──────── Supplied records ────────

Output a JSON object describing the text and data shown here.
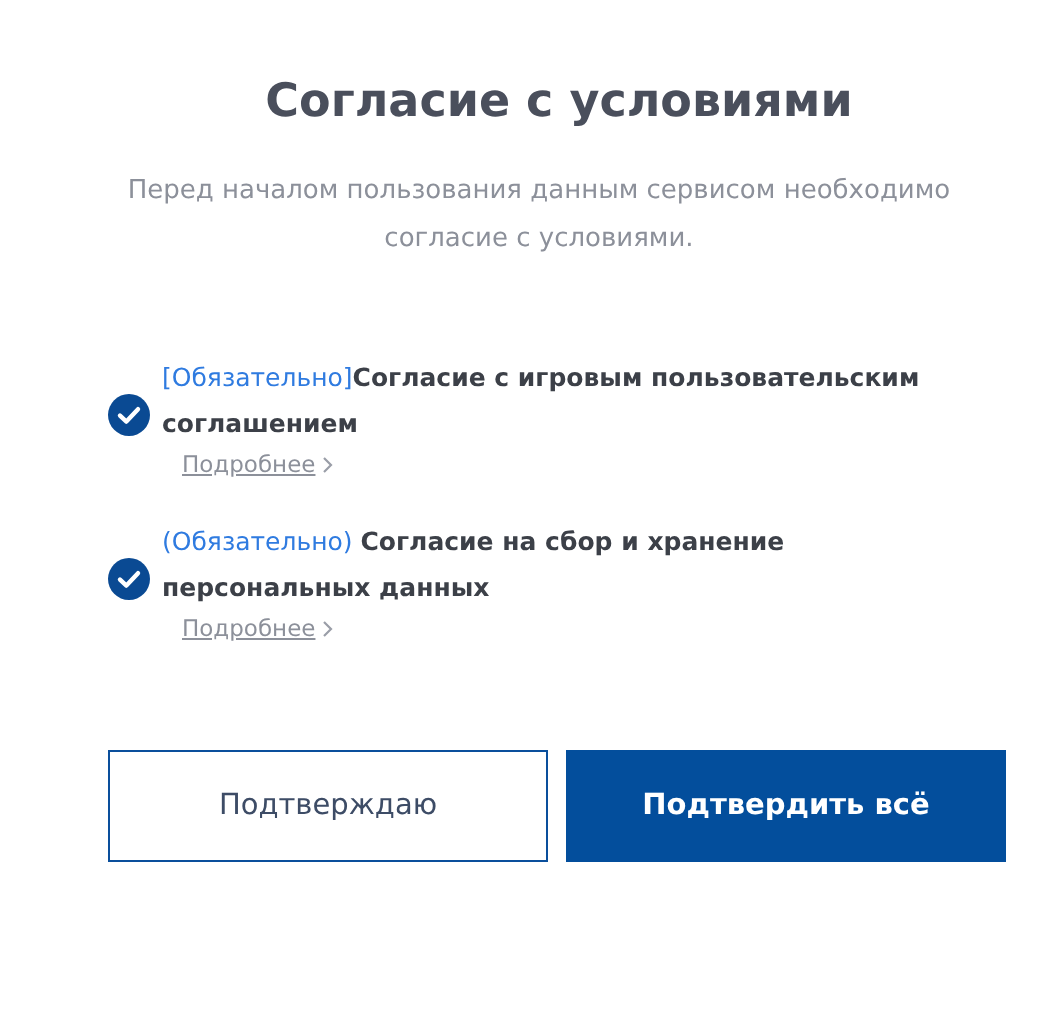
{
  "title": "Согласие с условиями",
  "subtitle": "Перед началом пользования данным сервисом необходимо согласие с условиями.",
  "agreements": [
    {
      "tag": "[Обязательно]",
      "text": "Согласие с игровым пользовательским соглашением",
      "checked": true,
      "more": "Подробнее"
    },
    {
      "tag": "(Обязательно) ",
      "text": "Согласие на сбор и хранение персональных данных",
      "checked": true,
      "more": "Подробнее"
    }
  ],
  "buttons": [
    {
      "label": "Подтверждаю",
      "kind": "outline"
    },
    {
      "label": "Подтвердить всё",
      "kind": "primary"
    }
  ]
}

────────
──────── Supplied records ────────

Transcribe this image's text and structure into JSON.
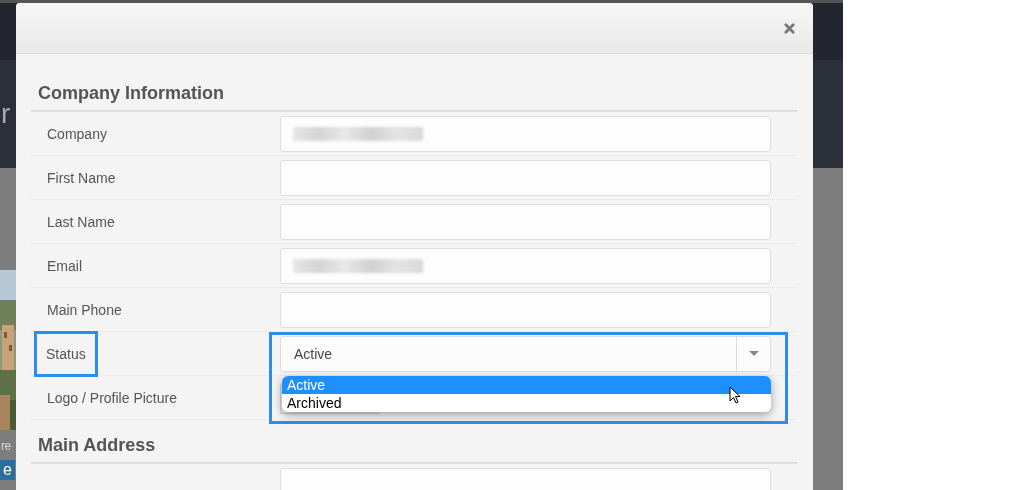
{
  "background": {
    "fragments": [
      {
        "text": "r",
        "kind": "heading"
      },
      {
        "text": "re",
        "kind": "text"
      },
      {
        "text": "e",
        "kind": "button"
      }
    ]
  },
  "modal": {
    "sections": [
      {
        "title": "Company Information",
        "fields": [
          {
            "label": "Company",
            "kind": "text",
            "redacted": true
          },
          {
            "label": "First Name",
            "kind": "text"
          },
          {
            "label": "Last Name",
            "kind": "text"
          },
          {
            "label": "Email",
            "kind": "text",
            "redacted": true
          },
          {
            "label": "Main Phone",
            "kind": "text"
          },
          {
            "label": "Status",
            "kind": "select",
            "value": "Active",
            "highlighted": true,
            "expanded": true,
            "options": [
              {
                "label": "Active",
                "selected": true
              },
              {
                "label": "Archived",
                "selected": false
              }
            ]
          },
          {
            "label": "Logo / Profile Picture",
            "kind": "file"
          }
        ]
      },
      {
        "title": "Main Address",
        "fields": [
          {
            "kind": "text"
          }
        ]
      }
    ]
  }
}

────────
──────── Supplied records ────────

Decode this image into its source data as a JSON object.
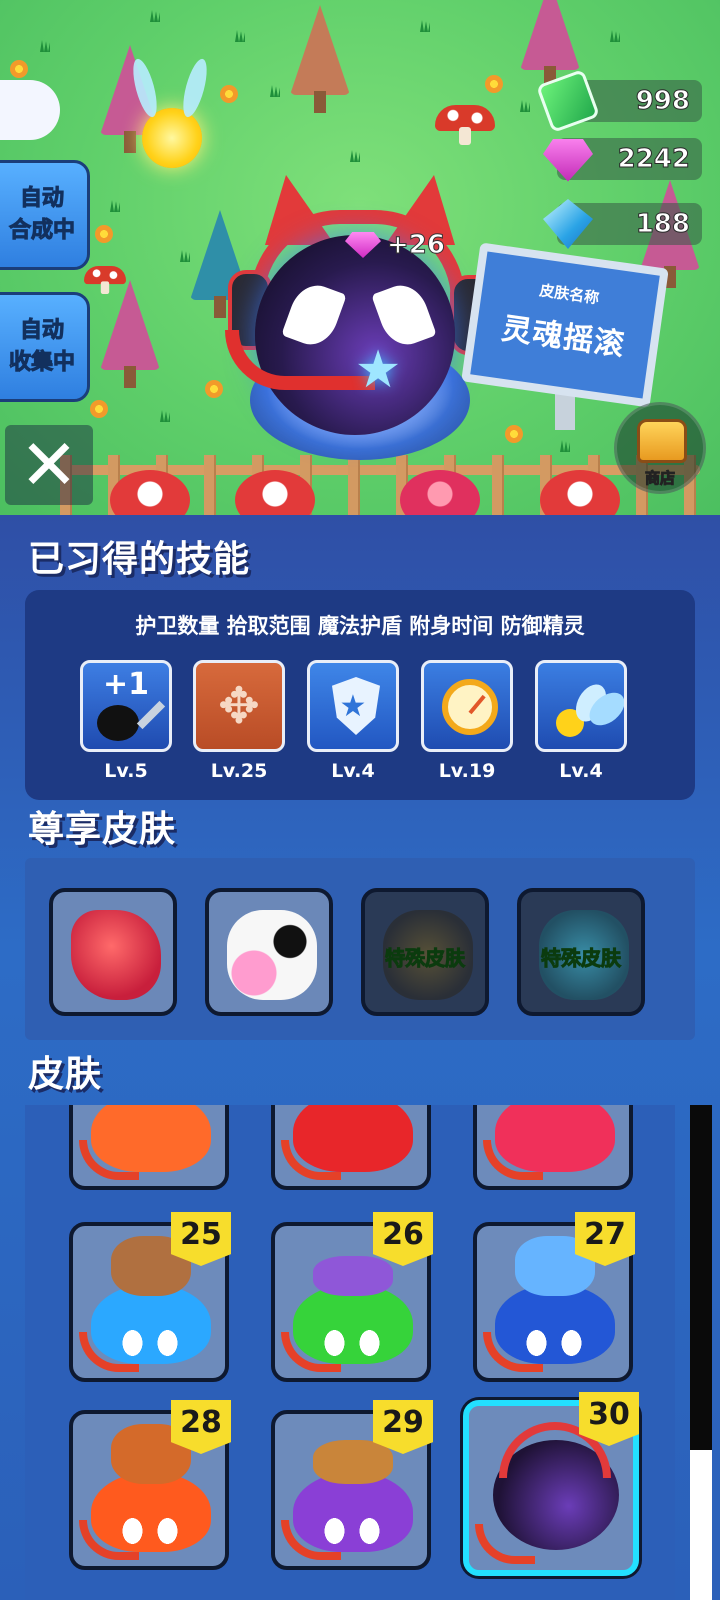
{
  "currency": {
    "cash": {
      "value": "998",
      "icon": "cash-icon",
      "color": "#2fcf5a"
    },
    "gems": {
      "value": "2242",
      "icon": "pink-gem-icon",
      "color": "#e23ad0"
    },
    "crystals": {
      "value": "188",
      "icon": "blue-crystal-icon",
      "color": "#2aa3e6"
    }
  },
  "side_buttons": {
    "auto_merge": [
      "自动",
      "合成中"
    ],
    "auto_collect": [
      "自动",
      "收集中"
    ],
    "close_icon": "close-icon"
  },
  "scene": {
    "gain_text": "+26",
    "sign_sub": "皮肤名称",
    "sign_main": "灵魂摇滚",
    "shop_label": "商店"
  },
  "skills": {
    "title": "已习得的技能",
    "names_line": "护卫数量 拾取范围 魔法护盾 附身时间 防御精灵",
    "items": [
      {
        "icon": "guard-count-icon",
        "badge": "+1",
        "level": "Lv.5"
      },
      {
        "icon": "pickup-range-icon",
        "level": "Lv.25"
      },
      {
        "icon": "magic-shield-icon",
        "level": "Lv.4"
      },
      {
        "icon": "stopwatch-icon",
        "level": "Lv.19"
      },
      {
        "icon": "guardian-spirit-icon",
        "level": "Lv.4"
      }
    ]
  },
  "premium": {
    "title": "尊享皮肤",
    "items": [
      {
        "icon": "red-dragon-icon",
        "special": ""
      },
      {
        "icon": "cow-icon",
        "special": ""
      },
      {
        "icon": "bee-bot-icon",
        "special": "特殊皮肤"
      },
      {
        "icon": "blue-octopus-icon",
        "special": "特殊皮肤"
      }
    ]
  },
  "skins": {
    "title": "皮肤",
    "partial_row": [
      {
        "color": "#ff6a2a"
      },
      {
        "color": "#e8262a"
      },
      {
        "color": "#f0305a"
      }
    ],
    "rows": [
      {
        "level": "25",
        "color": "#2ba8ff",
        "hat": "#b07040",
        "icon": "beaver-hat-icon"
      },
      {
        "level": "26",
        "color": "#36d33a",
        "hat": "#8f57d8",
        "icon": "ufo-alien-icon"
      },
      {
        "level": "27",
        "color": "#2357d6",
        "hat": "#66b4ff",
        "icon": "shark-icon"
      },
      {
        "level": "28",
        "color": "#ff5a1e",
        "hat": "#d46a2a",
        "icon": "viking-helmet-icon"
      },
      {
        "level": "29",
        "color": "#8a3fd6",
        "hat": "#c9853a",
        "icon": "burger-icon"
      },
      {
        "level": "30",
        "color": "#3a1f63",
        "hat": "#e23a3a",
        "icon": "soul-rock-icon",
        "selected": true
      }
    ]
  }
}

────────

### Directive
Only the number is wanted: how many lines contain the string "selected"?

### Exercise response
3